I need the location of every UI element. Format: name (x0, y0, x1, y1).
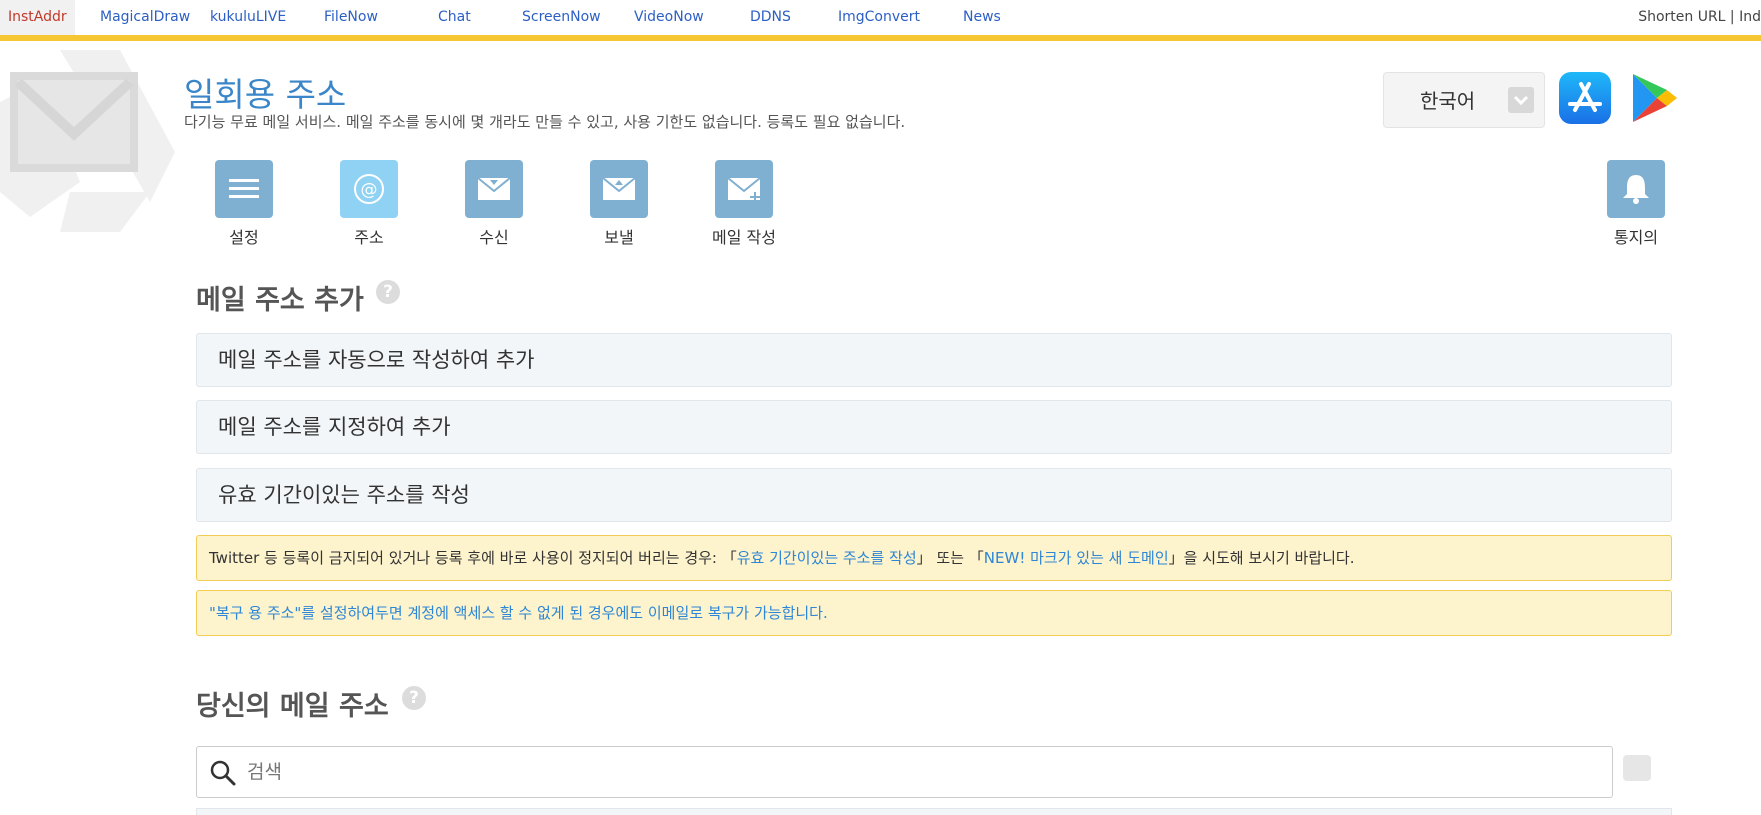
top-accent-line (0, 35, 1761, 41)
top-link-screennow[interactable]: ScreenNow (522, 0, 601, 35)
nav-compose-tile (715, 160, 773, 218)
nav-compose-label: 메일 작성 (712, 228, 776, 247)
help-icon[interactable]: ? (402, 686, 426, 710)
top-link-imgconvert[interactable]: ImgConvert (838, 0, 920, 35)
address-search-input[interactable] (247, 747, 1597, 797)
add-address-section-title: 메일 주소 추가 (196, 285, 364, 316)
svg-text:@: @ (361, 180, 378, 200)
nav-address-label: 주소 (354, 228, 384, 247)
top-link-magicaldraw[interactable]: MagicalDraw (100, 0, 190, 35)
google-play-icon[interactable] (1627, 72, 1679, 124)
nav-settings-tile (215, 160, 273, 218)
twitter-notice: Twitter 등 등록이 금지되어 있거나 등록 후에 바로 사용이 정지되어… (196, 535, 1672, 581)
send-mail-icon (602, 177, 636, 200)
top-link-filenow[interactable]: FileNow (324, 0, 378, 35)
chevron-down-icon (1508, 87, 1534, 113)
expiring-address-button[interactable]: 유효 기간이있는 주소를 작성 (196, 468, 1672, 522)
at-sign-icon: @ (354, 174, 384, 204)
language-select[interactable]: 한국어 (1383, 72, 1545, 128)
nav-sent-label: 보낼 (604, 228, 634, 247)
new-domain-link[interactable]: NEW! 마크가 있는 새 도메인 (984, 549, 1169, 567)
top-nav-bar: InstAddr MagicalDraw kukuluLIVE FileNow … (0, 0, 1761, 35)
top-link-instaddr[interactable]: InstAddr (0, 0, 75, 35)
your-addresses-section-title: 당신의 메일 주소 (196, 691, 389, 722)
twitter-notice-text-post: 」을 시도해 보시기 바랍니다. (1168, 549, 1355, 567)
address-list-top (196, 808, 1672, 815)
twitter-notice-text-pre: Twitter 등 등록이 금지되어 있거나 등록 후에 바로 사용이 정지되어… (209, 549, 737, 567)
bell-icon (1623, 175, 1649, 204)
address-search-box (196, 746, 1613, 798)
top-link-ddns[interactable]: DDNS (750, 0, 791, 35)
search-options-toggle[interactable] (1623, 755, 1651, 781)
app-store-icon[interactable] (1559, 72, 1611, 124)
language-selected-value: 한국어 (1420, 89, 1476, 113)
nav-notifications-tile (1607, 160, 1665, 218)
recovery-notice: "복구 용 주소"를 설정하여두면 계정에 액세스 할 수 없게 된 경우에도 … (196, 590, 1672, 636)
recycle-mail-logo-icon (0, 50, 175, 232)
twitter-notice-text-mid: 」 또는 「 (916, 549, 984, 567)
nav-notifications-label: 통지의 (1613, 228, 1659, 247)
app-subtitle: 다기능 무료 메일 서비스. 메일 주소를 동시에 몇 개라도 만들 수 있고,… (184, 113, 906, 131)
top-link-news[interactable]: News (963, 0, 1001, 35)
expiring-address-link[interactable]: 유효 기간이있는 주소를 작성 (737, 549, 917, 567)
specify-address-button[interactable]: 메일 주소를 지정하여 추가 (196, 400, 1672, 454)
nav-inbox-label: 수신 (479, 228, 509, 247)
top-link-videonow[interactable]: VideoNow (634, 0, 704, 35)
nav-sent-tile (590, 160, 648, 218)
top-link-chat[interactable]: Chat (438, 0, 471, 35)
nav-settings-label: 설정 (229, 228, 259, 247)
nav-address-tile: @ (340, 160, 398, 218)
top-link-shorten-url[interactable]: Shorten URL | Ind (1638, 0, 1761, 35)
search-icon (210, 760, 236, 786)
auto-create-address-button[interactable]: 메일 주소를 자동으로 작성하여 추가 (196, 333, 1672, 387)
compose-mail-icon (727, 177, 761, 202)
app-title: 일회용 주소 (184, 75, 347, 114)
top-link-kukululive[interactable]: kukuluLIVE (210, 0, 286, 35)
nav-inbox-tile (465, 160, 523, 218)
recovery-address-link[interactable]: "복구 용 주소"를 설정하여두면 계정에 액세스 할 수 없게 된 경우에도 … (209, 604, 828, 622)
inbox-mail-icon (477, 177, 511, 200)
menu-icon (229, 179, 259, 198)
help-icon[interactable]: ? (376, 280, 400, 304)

------------------------------

Write out every line of the data above character for character, leaving out the picture.

I need the location of every UI element. Format: name (x0, y0, x1, y1).
top-accent-line (0, 35, 1761, 41)
top-link-screennow[interactable]: ScreenNow (522, 0, 601, 35)
nav-compose-tile (715, 160, 773, 218)
nav-compose-label: 메일 작성 (712, 228, 776, 247)
help-icon[interactable]: ? (402, 686, 426, 710)
top-link-imgconvert[interactable]: ImgConvert (838, 0, 920, 35)
address-search-input[interactable] (247, 747, 1597, 797)
add-address-section-title: 메일 주소 추가 (196, 285, 364, 316)
svg-text:@: @ (361, 180, 378, 200)
nav-address-label: 주소 (354, 228, 384, 247)
top-link-magicaldraw[interactable]: MagicalDraw (100, 0, 190, 35)
google-play-icon[interactable] (1627, 72, 1679, 124)
nav-settings-tile (215, 160, 273, 218)
twitter-notice: Twitter 등 등록이 금지되어 있거나 등록 후에 바로 사용이 정지되어… (196, 535, 1672, 581)
send-mail-icon (602, 177, 636, 200)
top-link-filenow[interactable]: FileNow (324, 0, 378, 35)
chevron-down-icon (1508, 87, 1534, 113)
expiring-address-button[interactable]: 유효 기간이있는 주소를 작성 (196, 468, 1672, 522)
at-sign-icon: @ (354, 174, 384, 204)
language-select[interactable]: 한국어 (1383, 72, 1545, 128)
nav-sent-label: 보낼 (604, 228, 634, 247)
new-domain-link[interactable]: NEW! 마크가 있는 새 도메인 (984, 549, 1169, 567)
top-nav-bar: InstAddr MagicalDraw kukuluLIVE FileNow … (0, 0, 1761, 35)
top-link-instaddr[interactable]: InstAddr (0, 0, 75, 35)
your-addresses-section-title: 당신의 메일 주소 (196, 691, 389, 722)
twitter-notice-text-post: 」을 시도해 보시기 바랍니다. (1168, 549, 1355, 567)
address-list-top (196, 808, 1672, 815)
twitter-notice-text-pre: Twitter 등 등록이 금지되어 있거나 등록 후에 바로 사용이 정지되어… (209, 549, 737, 567)
bell-icon (1623, 175, 1649, 204)
address-search-box (196, 746, 1613, 798)
top-link-ddns[interactable]: DDNS (750, 0, 791, 35)
search-options-toggle[interactable] (1623, 755, 1651, 781)
app-store-icon[interactable] (1559, 72, 1611, 124)
language-selected-value: 한국어 (1420, 89, 1476, 113)
nav-notifications-tile (1607, 160, 1665, 218)
recovery-notice: "복구 용 주소"를 설정하여두면 계정에 액세스 할 수 없게 된 경우에도 … (196, 590, 1672, 636)
recycle-mail-logo-icon (0, 50, 175, 232)
twitter-notice-text-mid: 」 또는 「 (916, 549, 984, 567)
nav-notifications-label: 통지의 (1613, 228, 1659, 247)
app-subtitle: 다기능 무료 메일 서비스. 메일 주소를 동시에 몇 개라도 만들 수 있고,… (184, 113, 906, 131)
top-link-news[interactable]: News (963, 0, 1001, 35)
expiring-address-link[interactable]: 유효 기간이있는 주소를 작성 (737, 549, 917, 567)
specify-address-button[interactable]: 메일 주소를 지정하여 추가 (196, 400, 1672, 454)
nav-inbox-label: 수신 (479, 228, 509, 247)
top-link-videonow[interactable]: VideoNow (634, 0, 704, 35)
nav-sent-tile (590, 160, 648, 218)
top-link-chat[interactable]: Chat (438, 0, 471, 35)
nav-settings-label: 설정 (229, 228, 259, 247)
nav-address-tile: @ (340, 160, 398, 218)
top-link-shorten-url[interactable]: Shorten URL | Ind (1638, 0, 1761, 35)
search-icon (210, 760, 236, 786)
auto-create-address-button[interactable]: 메일 주소를 자동으로 작성하여 추가 (196, 333, 1672, 387)
compose-mail-icon (727, 177, 761, 202)
app-title: 일회용 주소 (184, 75, 347, 114)
top-link-kukululive[interactable]: kukuluLIVE (210, 0, 286, 35)
nav-inbox-tile (465, 160, 523, 218)
recovery-address-link[interactable]: "복구 용 주소"를 설정하여두면 계정에 액세스 할 수 없게 된 경우에도 … (209, 604, 828, 622)
inbox-mail-icon (477, 177, 511, 200)
menu-icon (229, 179, 259, 198)
help-icon[interactable]: ? (376, 280, 400, 304)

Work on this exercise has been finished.